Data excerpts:
Start

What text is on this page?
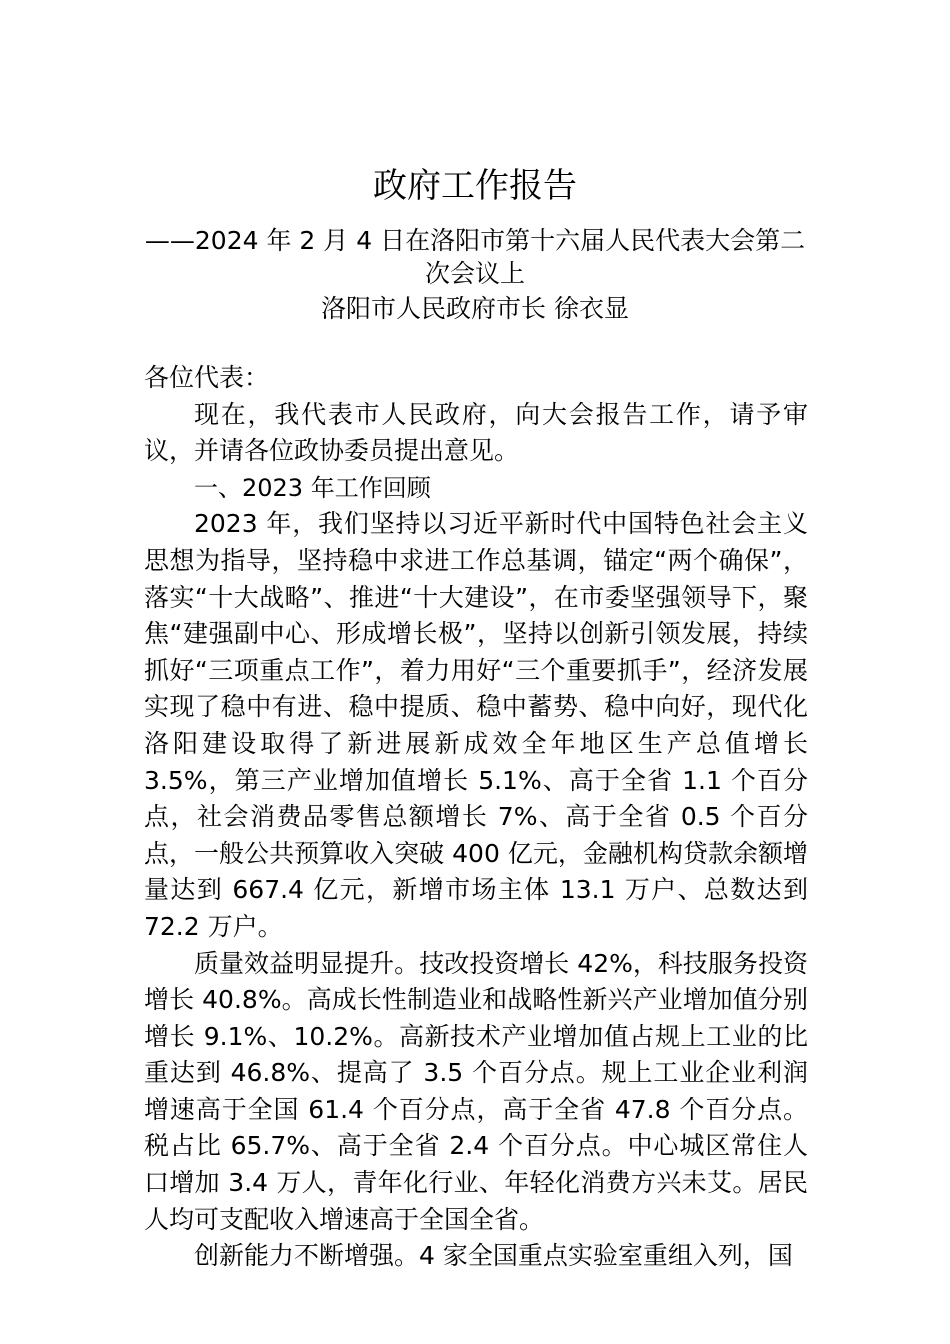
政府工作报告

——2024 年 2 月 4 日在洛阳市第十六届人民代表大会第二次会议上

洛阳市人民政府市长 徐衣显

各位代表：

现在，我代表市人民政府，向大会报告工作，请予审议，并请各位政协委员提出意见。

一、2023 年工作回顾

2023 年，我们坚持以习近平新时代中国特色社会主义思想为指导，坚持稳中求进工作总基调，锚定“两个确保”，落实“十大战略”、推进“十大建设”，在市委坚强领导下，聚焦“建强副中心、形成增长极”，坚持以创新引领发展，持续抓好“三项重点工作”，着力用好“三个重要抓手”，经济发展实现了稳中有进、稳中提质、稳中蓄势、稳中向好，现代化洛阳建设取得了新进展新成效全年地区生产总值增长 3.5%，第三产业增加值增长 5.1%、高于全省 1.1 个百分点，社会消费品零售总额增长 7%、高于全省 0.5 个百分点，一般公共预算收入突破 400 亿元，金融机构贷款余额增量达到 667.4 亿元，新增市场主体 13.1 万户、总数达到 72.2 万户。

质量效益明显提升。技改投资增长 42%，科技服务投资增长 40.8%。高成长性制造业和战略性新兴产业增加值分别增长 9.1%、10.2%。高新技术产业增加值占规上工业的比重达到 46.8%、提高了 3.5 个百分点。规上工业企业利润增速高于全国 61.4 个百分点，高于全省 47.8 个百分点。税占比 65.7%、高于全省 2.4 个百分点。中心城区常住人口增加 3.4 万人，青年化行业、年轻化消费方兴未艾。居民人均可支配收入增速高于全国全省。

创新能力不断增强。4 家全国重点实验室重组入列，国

End
Start

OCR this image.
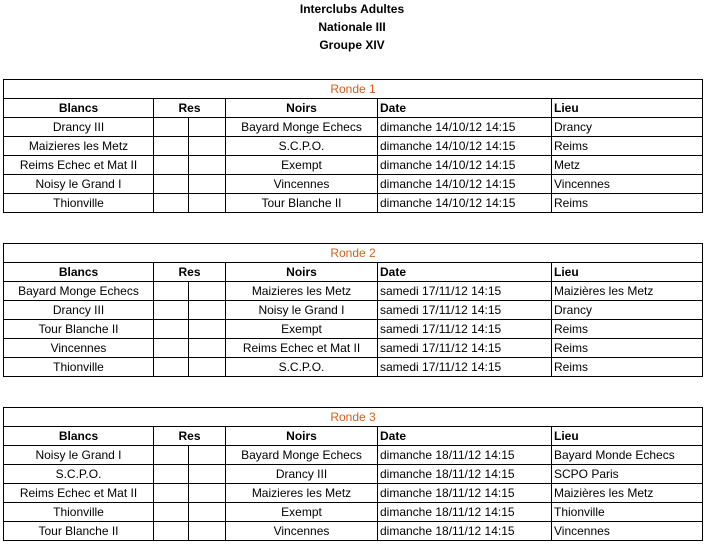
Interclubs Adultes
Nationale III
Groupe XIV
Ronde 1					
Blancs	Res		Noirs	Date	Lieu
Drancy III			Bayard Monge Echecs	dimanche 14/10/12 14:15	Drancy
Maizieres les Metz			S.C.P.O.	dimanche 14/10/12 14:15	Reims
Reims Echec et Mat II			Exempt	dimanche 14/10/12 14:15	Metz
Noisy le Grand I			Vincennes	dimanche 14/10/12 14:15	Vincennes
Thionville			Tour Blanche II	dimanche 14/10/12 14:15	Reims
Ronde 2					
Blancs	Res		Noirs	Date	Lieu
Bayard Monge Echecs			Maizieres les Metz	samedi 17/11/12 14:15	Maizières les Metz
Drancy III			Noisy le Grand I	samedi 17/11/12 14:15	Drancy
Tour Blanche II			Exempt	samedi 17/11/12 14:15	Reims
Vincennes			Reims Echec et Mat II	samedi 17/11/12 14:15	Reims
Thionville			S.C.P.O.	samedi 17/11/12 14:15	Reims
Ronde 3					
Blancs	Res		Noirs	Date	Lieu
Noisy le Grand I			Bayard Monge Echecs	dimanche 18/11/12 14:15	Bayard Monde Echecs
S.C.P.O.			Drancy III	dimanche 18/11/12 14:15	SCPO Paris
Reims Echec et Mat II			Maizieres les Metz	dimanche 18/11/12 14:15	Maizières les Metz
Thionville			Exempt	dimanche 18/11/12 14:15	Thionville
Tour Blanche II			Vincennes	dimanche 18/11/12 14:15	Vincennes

End

* _Given instruction_
Answer only with how many lines in the records include "Metz".

* _Reply_
4